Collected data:
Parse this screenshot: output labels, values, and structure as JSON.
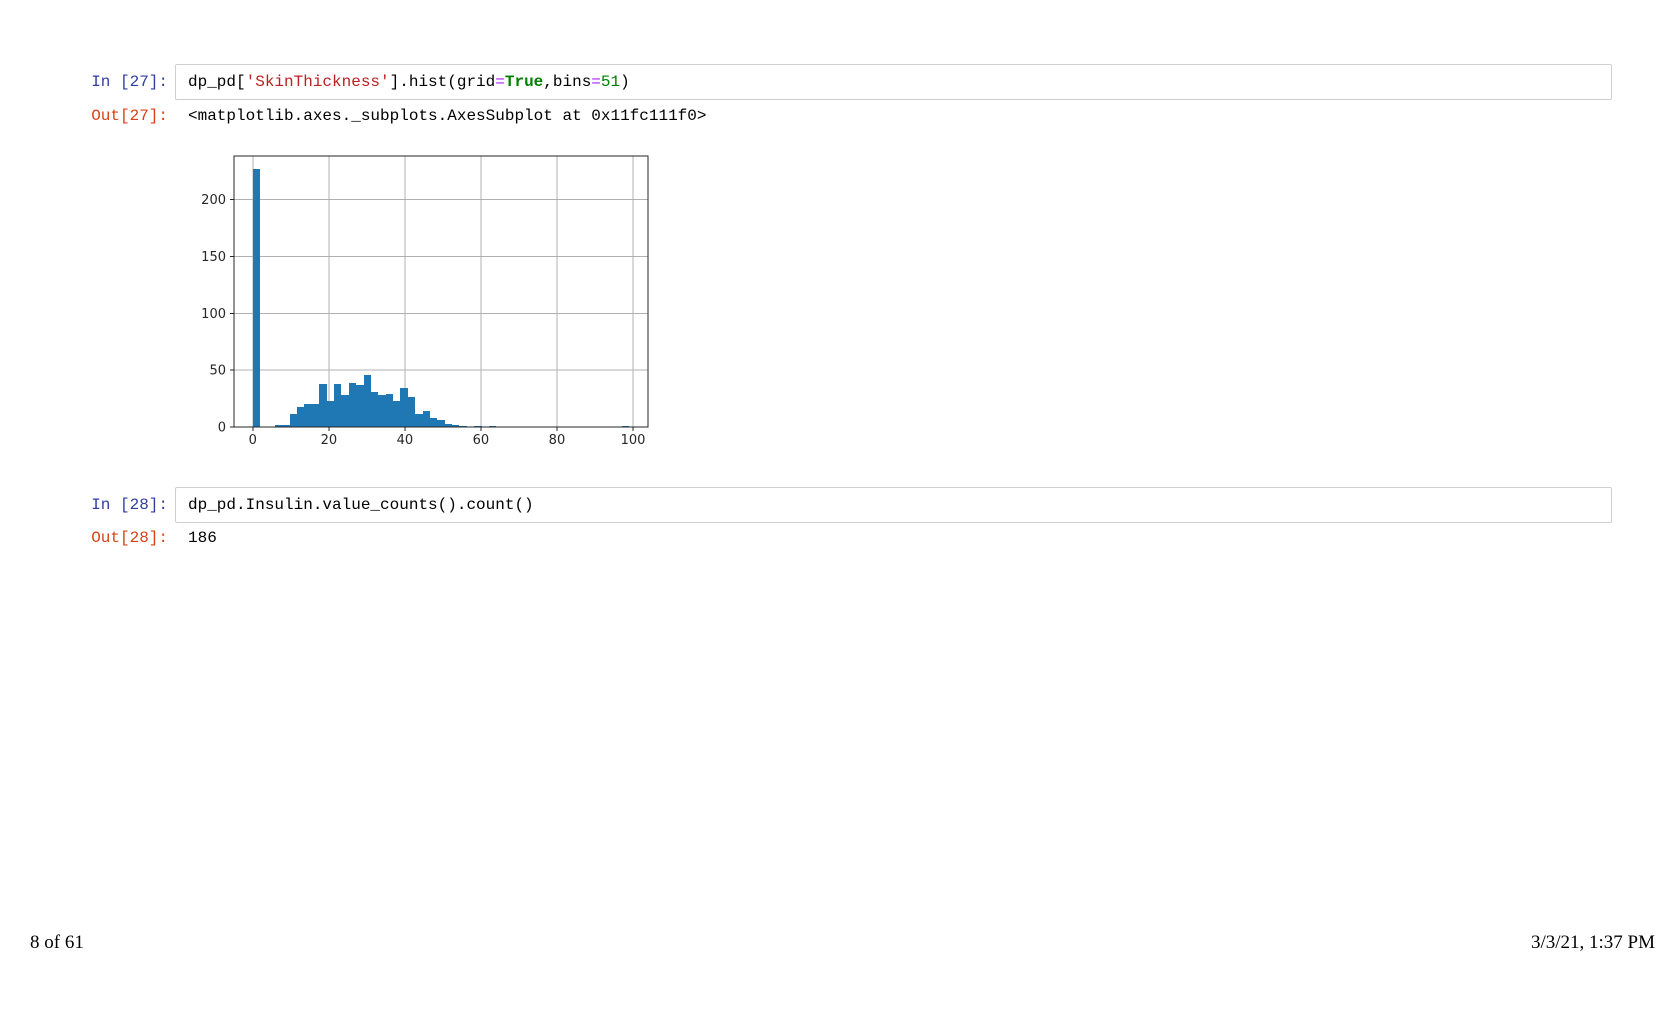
{
  "notebook": {
    "cells": [
      {
        "in_prompt": "In [27]:",
        "code_tokens": [
          {
            "text": "dp_pd[",
            "style": "plain"
          },
          {
            "text": "'SkinThickness'",
            "style": "string"
          },
          {
            "text": "].hist(grid",
            "style": "plain"
          },
          {
            "text": "=",
            "style": "operator"
          },
          {
            "text": "True",
            "style": "keyword"
          },
          {
            "text": ",bins",
            "style": "plain"
          },
          {
            "text": "=",
            "style": "operator"
          },
          {
            "text": "51",
            "style": "number"
          },
          {
            "text": ")",
            "style": "plain"
          }
        ],
        "out_prompt": "Out[27]:",
        "output": "<matplotlib.axes._subplots.AxesSubplot at 0x11fc111f0>"
      },
      {
        "in_prompt": "In [28]:",
        "code_tokens": [
          {
            "text": "dp_pd.Insulin.value_counts().count()",
            "style": "plain"
          }
        ],
        "out_prompt": "Out[28]:",
        "output": "186"
      }
    ]
  },
  "footer": {
    "left": "8 of 61",
    "right": "3/3/21, 1:37 PM"
  },
  "colors": {
    "in_prompt": "#303F9F",
    "out_prompt": "#D84315",
    "code_string": "#BA2121",
    "code_operator": "#AA22FF",
    "code_keyword": "#008000",
    "code_number": "#008000",
    "bar": "#1f77b4",
    "grid": "#b0b0b0",
    "axis": "#262626"
  },
  "chart_data": {
    "type": "bar",
    "subtype": "histogram",
    "series_name": "SkinThickness",
    "title": "",
    "xlabel": "",
    "ylabel": "",
    "bin_start": 0,
    "bin_width": 1.9411764705882353,
    "values": [
      227,
      0,
      0,
      2,
      2,
      11,
      18,
      20,
      20,
      38,
      23,
      38,
      28,
      39,
      37,
      46,
      31,
      28,
      29,
      23,
      34,
      26,
      11,
      14,
      8,
      6,
      3,
      2,
      1,
      0,
      1,
      0,
      1,
      0,
      0,
      0,
      0,
      0,
      0,
      0,
      0,
      0,
      0,
      0,
      0,
      0,
      0,
      0,
      0,
      0,
      1
    ],
    "x_ticks": [
      0,
      20,
      40,
      60,
      80,
      100
    ],
    "y_ticks": [
      0,
      50,
      100,
      150,
      200
    ],
    "xlim": [
      -4.95,
      103.95
    ],
    "ylim": [
      0,
      238.35
    ],
    "grid": true,
    "legend": false,
    "bar_color": "#1f77b4",
    "grid_color": "#b0b0b0"
  }
}
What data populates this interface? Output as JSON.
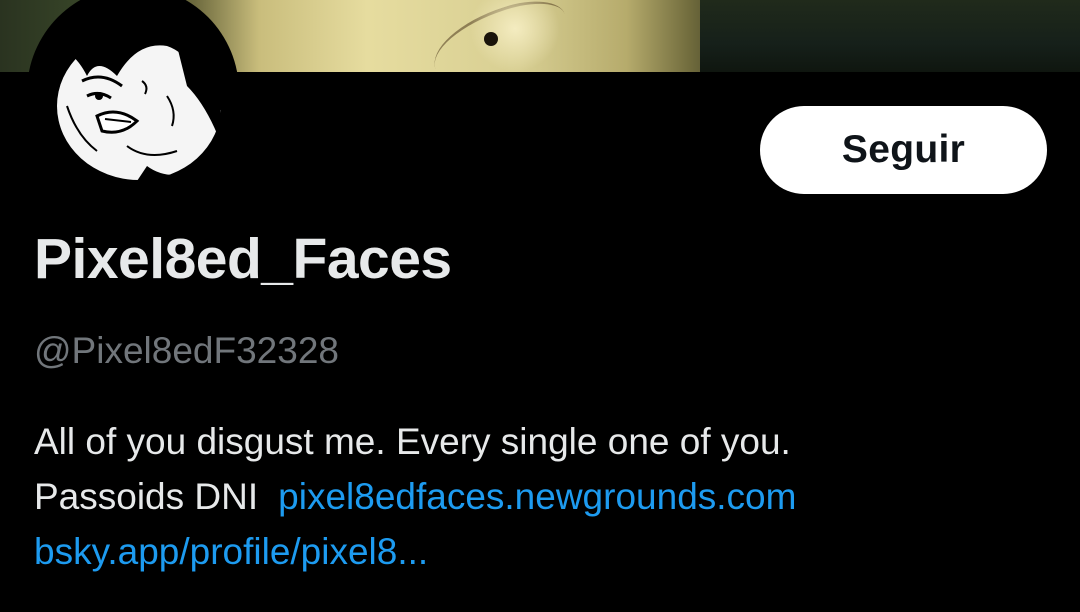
{
  "profile": {
    "display_name": "Pixel8ed_Faces",
    "handle": "@Pixel8edF32328",
    "bio": {
      "line1": "All of you disgust me. Every single one of you.",
      "line2_text": "Passoids DNI",
      "link1": "pixel8edfaces.newgrounds.com",
      "link2": "bsky.app/profile/pixel8..."
    }
  },
  "actions": {
    "follow_label": "Seguir"
  },
  "colors": {
    "background": "#000000",
    "text_primary": "#e7e9ea",
    "text_secondary": "#71767b",
    "link": "#1d9bf0",
    "button_bg": "#ffffff",
    "button_text": "#0f1419"
  },
  "icons": {
    "avatar": "avatar-image",
    "banner": "banner-image"
  }
}
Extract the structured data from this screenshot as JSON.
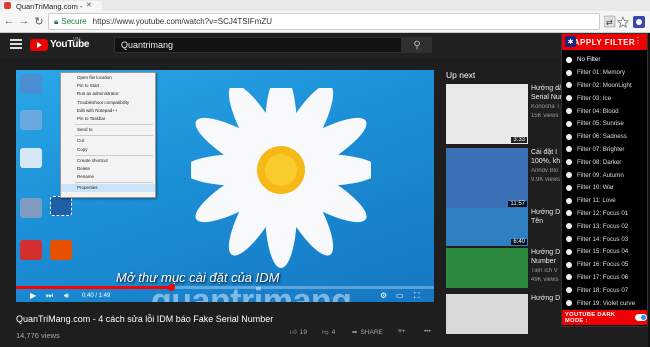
{
  "browser": {
    "tab_title": "QuanTriMang.com - ",
    "secure_label": "Secure",
    "url": "https://www.youtube.com/watch?v=SCJ4TSIFmZU"
  },
  "youtube": {
    "country": "VN",
    "search_value": "Quantrimang",
    "logo_text": "YouTube"
  },
  "video": {
    "subtitle": "Mở thư mục cài đặt của IDM",
    "watermark": "quantrimang",
    "time": "0:40 / 1:49",
    "progress": 0.37,
    "context_menu": [
      "Open file location",
      "Pin to Start",
      "Run as administrator",
      "Troubleshoot compatibility",
      "Edit with Notepad++",
      "Pin to Taskbar",
      "-",
      "Send to",
      "-",
      "Cut",
      "Copy",
      "-",
      "Create shortcut",
      "Delete",
      "Rename",
      "-",
      "Properties"
    ],
    "title": "QuanTriMang.com - 4 cách sửa lỗi IDM báo Fake Serial Number",
    "views": "14,776 views",
    "likes": "19",
    "dislikes": "4",
    "share_label": "SHARE"
  },
  "upnext": {
    "label": "Up next",
    "items": [
      {
        "title1": "Hướng dẫ",
        "title2": "Serial Num",
        "channel": "Konosha T",
        "views": "15K views",
        "duration": "3:33",
        "color": "#e8e8e8"
      },
      {
        "title1": "Cài đặt I",
        "title2": "100%, kh",
        "channel": "Anhdv Blo",
        "views": "9.9K views",
        "duration": "11:57",
        "color": "#3b6fb6"
      },
      {
        "title1": "Hướng D",
        "title2": "Tên",
        "channel": "",
        "views": "",
        "duration": "6:40",
        "color": "#2f7fc1"
      },
      {
        "title1": "Hướng D",
        "title2": "Number",
        "channel": "Tiện ích V",
        "views": "49K views",
        "duration": "",
        "color": "#2b8a3e"
      },
      {
        "title1": "Hướng D",
        "title2": "",
        "channel": "",
        "views": "",
        "duration": "",
        "color": "#d9d9d9"
      }
    ]
  },
  "filter_panel": {
    "header": "APPLY FILTER",
    "options": [
      "No Filter",
      "Filter 01: Memory",
      "Filter 02: MoonLight",
      "Filter 03: Ice",
      "Filter 04: Blood",
      "Filter 05: Sunrise",
      "Filter 06: Sadness",
      "Filter 07: Brighter",
      "Filter 08: Darker",
      "Filter 09: Autumn",
      "Filter 10: War",
      "Filter 11: Love",
      "Filter 12: Focus 01",
      "Filter 13: Focus 02",
      "Filter 14: Focus 03",
      "Filter 15: Focus 04",
      "Filter 16: Focus 05",
      "Filter 17: Focus 06",
      "Filter 18: Focus 07",
      "Filter 19: Violet curve"
    ],
    "selected": "No Filter",
    "dark_mode_label": "YOUTUBE DARK MODE :"
  },
  "colors": {
    "accent": "#e00000",
    "bg": "#1e1e1e"
  }
}
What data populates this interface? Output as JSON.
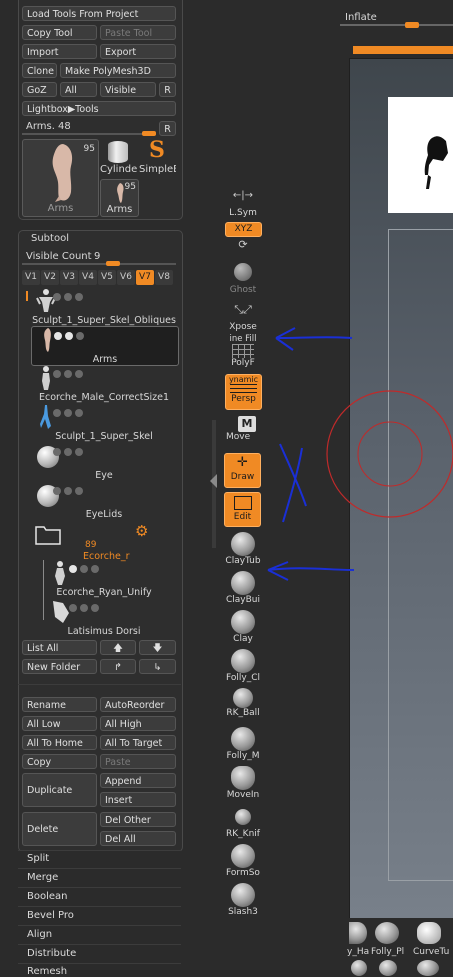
{
  "tool_panel": {
    "load_tools_from_project": "Load Tools From Project",
    "copy_tool": "Copy Tool",
    "paste_tool": "Paste Tool",
    "import": "Import",
    "export": "Export",
    "clone": "Clone",
    "make_polymesh3d": "Make PolyMesh3D",
    "goz": "GoZ",
    "all": "All",
    "visible": "Visible",
    "r": "R",
    "lightbox_tools": "Lightbox▶Tools",
    "arms_slider_label": "Arms.",
    "arms_slider_value": "48",
    "arms_slider_r": "R",
    "thumbs": [
      {
        "label": "Arms",
        "count": "95"
      },
      {
        "label": "Cylinde"
      },
      {
        "label": "SimpleB"
      },
      {
        "label": "Arms",
        "count": "95"
      }
    ]
  },
  "subtool": {
    "header": "Subtool",
    "visible_count_label": "Visible Count",
    "visible_count_value": "9",
    "visible_count_fraction": 0.6,
    "tabs": [
      "V1",
      "V2",
      "V3",
      "V4",
      "V5",
      "V6",
      "V7",
      "V8"
    ],
    "active_tab": "V7",
    "items": [
      {
        "name": "Sculpt_1_Super_Skel_Obliques"
      },
      {
        "name": "Arms"
      },
      {
        "name": "Ecorche_Male_CorrectSize1"
      },
      {
        "name": "Sculpt_1_Super_Skel"
      },
      {
        "name": "Eye"
      },
      {
        "name": "EyeLids"
      },
      {
        "name": "Ecorche_r",
        "count": "89"
      },
      {
        "name": "Ecorche_Ryan_Unify"
      },
      {
        "name": "Latisimus Dorsi"
      }
    ],
    "list_all": "List All",
    "new_folder": "New Folder",
    "rename": "Rename",
    "auto_reorder": "AutoReorder",
    "all_low": "All Low",
    "all_high": "All High",
    "all_to_home": "All To Home",
    "all_to_target": "All To Target",
    "copy": "Copy",
    "paste": "Paste",
    "duplicate": "Duplicate",
    "append": "Append",
    "insert": "Insert",
    "delete": "Delete",
    "del_other": "Del Other",
    "del_all": "Del All"
  },
  "subpalettes": [
    "Split",
    "Merge",
    "Boolean",
    "Bevel Pro",
    "Align",
    "Distribute",
    "Remesh"
  ],
  "shelf": {
    "lsym": "L.Sym",
    "xyz": "XYZ",
    "ghost": "Ghost",
    "xpose": "Xpose",
    "linefill": "ine Fill",
    "polyf": "PolyF",
    "dynamic": "ynamic",
    "persp": "Persp",
    "move": "Move",
    "draw": "Draw",
    "edit": "Edit",
    "brushes": [
      "ClayTub",
      "ClayBui",
      "Clay",
      "Folly_Cl",
      "RK_Ball",
      "Folly_M",
      "MoveIn",
      "RK_Knif",
      "FormSo",
      "Slash3"
    ]
  },
  "canvas": {
    "inflate_label": "Inflate",
    "inflate_fraction": 0.66,
    "bottom_brushes": [
      "y_Ha",
      "Folly_Pl",
      "CurveTu"
    ]
  },
  "colors": {
    "accent": "#f08a24",
    "annotation_blue": "#1a2fd6",
    "annotation_red": "#c02a2a"
  }
}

> **Do this**: Where a line in the material above holds "screenshot", copy that line.

> **The completed task**:
Parse this screenshot: output labels, values, and structure as JSON.
Extract the structured data from this screenshot as JSON.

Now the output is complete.